> **Given task**: Will you output the entries below exactly, skipping every image they contain?

Data entries:
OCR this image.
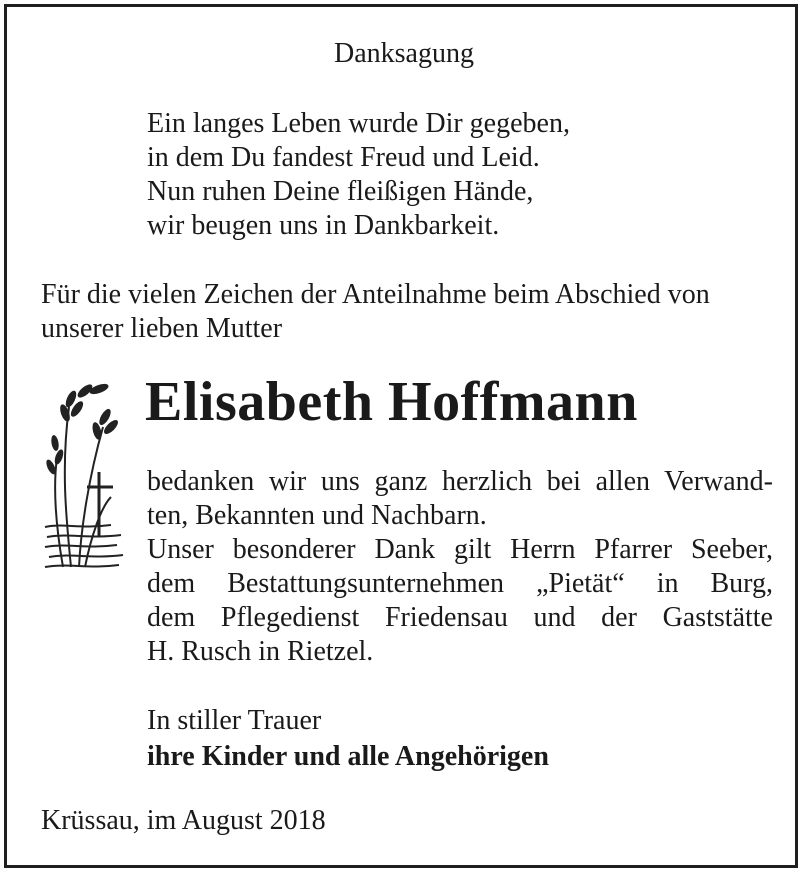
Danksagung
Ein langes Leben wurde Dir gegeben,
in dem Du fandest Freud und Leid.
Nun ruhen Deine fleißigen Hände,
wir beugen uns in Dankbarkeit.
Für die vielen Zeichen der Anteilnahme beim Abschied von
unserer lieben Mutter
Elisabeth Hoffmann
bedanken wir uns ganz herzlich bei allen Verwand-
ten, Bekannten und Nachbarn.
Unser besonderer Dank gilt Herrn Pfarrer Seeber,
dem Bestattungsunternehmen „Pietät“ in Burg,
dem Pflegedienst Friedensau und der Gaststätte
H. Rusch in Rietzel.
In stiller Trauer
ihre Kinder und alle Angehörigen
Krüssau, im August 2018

> **Exercise output**:
OCR this image.
Danksagung
Ein langes Leben wurde Dir gegeben,
in dem Du fandest Freud und Leid.
Nun ruhen Deine fleißigen Hände,
wir beugen uns in Dankbarkeit.
Für die vielen Zeichen der Anteilnahme beim Abschied von
unserer lieben Mutter
Elisabeth Hoffmann
bedanken wir uns ganz herzlich bei allen Verwand-
ten, Bekannten und Nachbarn.
Unser besonderer Dank gilt Herrn Pfarrer Seeber,
dem Bestattungsunternehmen „Pietät“ in Burg,
dem Pflegedienst Friedensau und der Gaststätte
H. Rusch in Rietzel.
In stiller Trauer
ihre Kinder und alle Angehörigen
Krüssau, im August 2018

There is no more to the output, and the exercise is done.